What needs to be done:
Extract, from the listing that follows, each line containing the word "background".

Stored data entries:
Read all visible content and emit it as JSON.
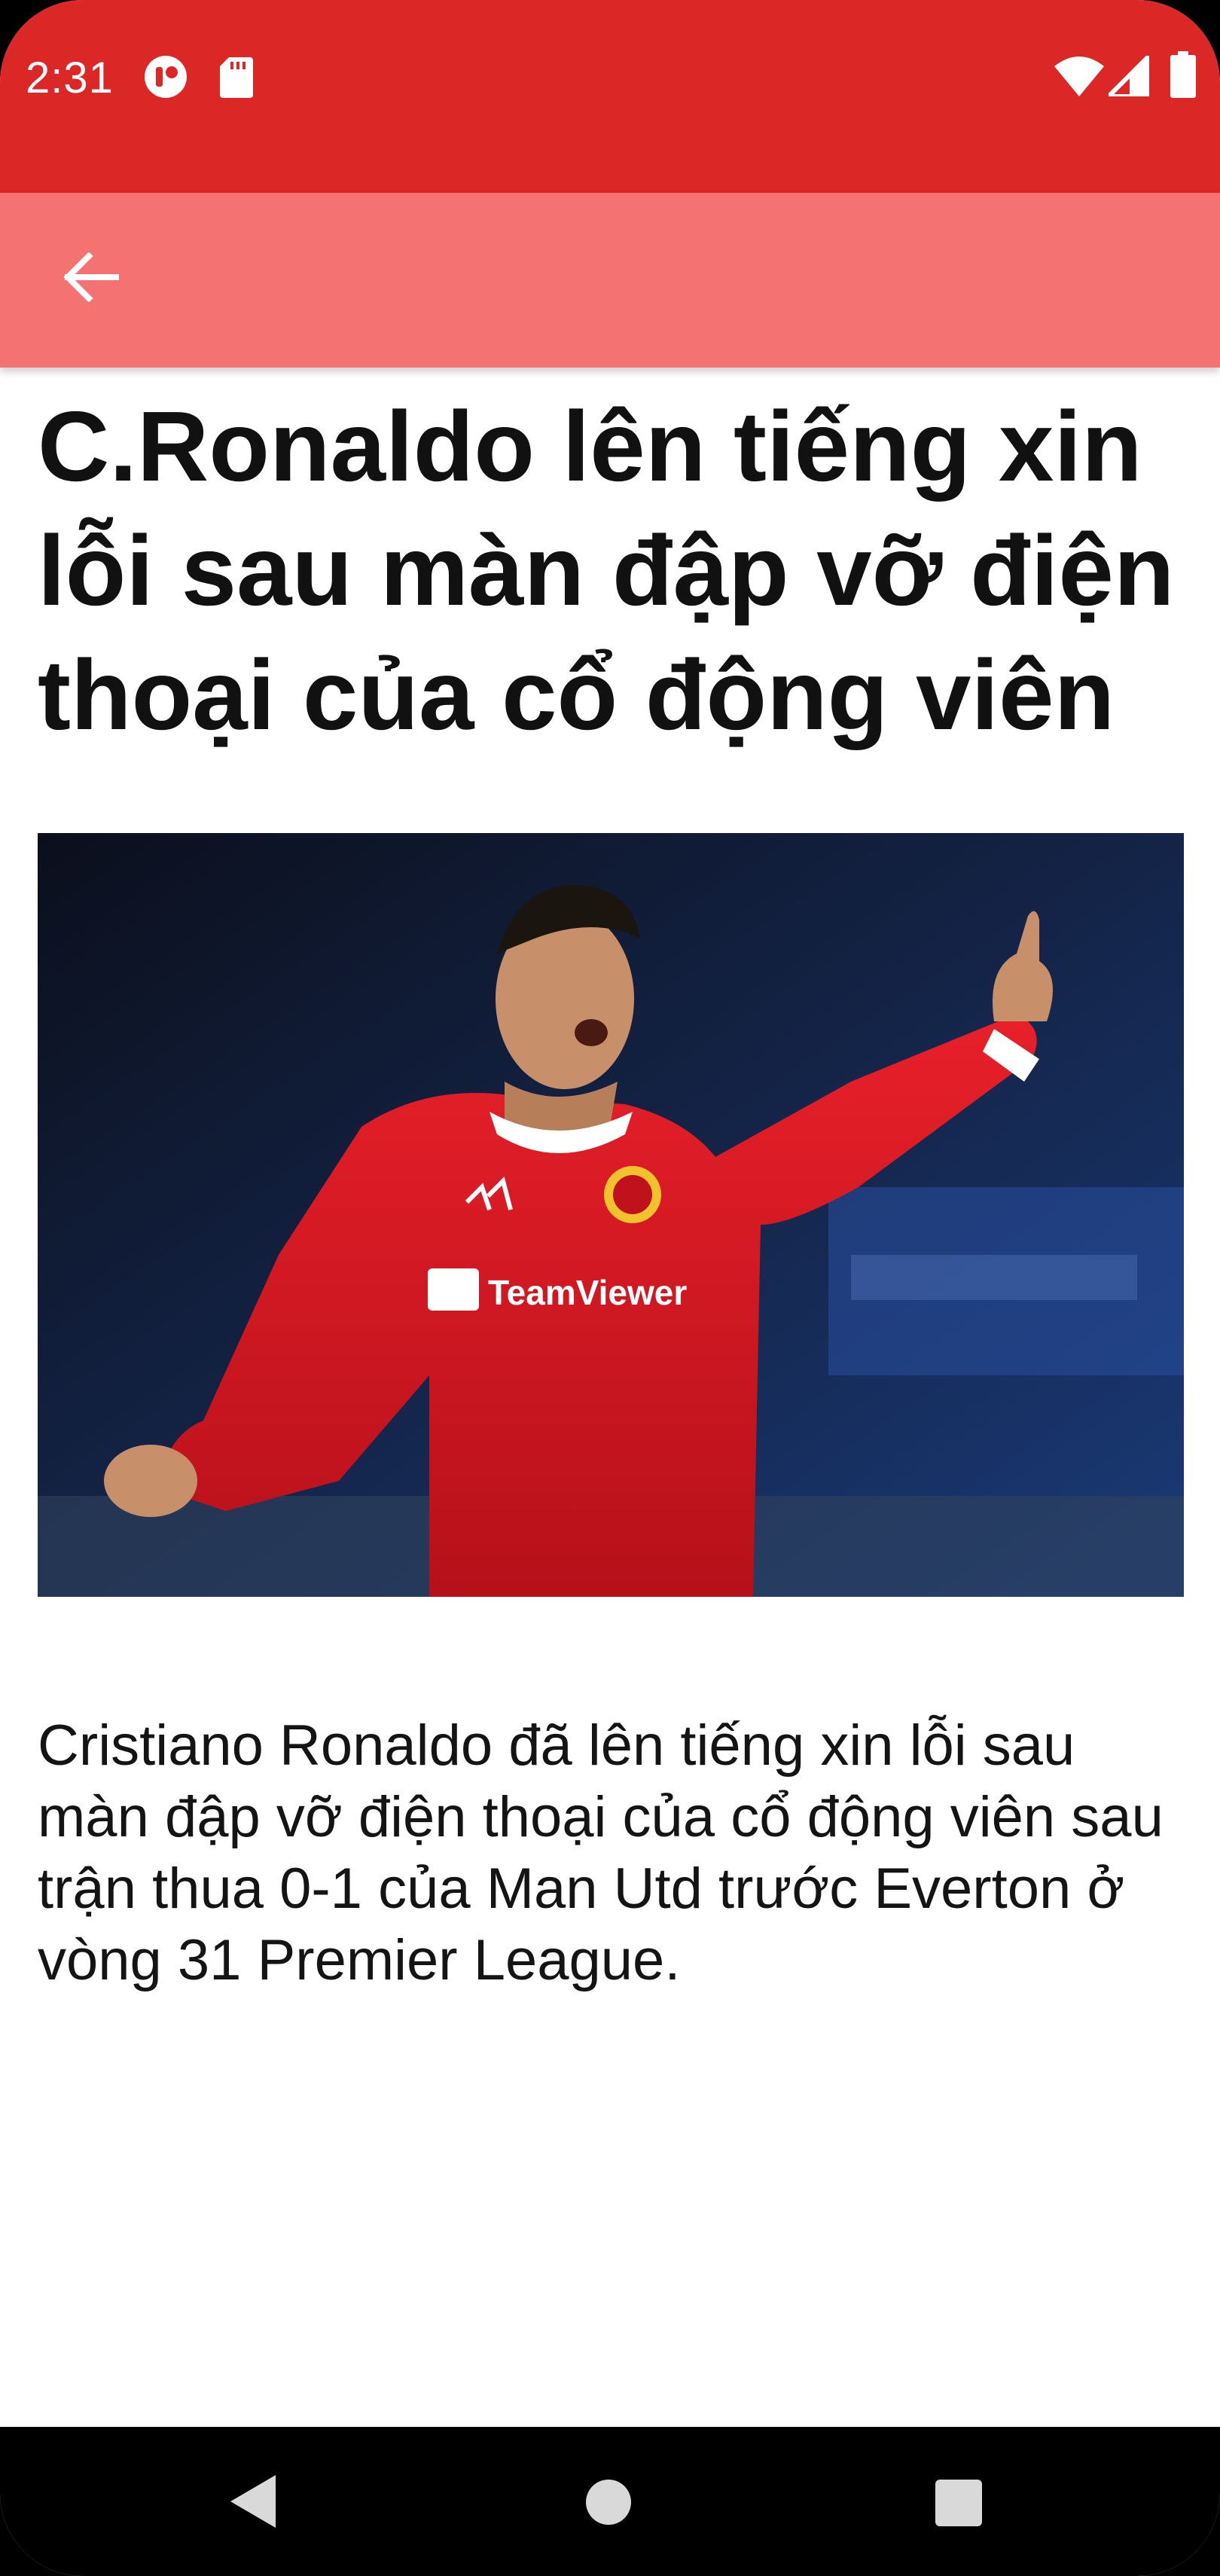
{
  "status_bar": {
    "time": "2:31",
    "background": "#dc2727",
    "left_icons": [
      "app-notification-icon",
      "sd-card-icon"
    ],
    "right_icons": [
      "wifi-icon",
      "cell-signal-icon",
      "battery-icon"
    ]
  },
  "app_bar": {
    "background": "#f47272",
    "back_icon": "arrow-left-icon"
  },
  "article": {
    "title": "C.Ronaldo lên tiếng xin lỗi sau màn đập vỡ điện thoại của cổ động viên",
    "image": {
      "kind": "photo",
      "shirt_text": "TeamViewer"
    },
    "summary": "Cristiano Ronaldo đã lên tiếng xin lỗi sau màn đập vỡ điện thoại của cổ động viên sau trận thua 0-1 của Man Utd trước Everton ở vòng 31 Premier League."
  },
  "nav_bar": {
    "buttons": [
      "back-triangle-icon",
      "home-circle-icon",
      "recents-square-icon"
    ]
  }
}
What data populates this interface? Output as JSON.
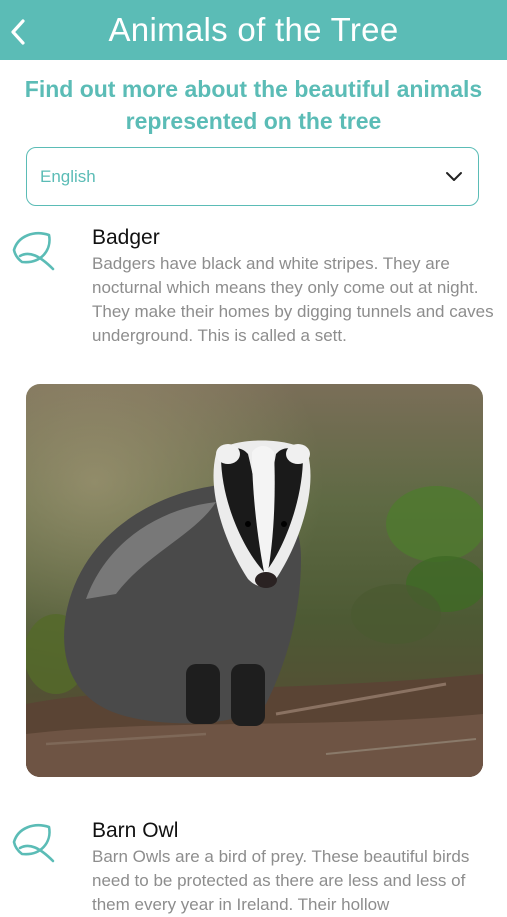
{
  "header": {
    "title": "Animals of the Tree",
    "back_icon": "chevron-left-icon"
  },
  "intro": {
    "text": "Find out more about the beautiful animals represented on the tree"
  },
  "language_select": {
    "selected": "English",
    "icon": "chevron-down-icon"
  },
  "colors": {
    "accent": "#5bbcb6",
    "description_text": "#8d8d8d",
    "title_text": "#111111"
  },
  "animals": [
    {
      "icon": "leaf-icon",
      "name": "Badger",
      "description": "Badgers have black and white stripes. They are nocturnal which means they only come out at night. They make their homes by digging tunnels and caves underground. This is called a sett.",
      "image": "badger-photo"
    },
    {
      "icon": "leaf-icon",
      "name": "Barn Owl",
      "description": "Barn Owls are a bird of prey. These beautiful birds need to be protected as there are less and less of them every year in Ireland. Their hollow"
    }
  ]
}
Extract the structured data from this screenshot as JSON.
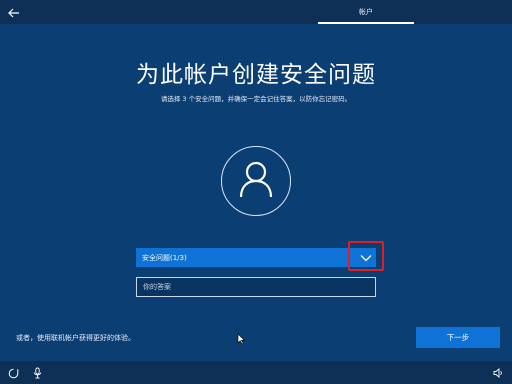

Result of the exercise:
    "background": "#dc2727",
    "background": "#f47272",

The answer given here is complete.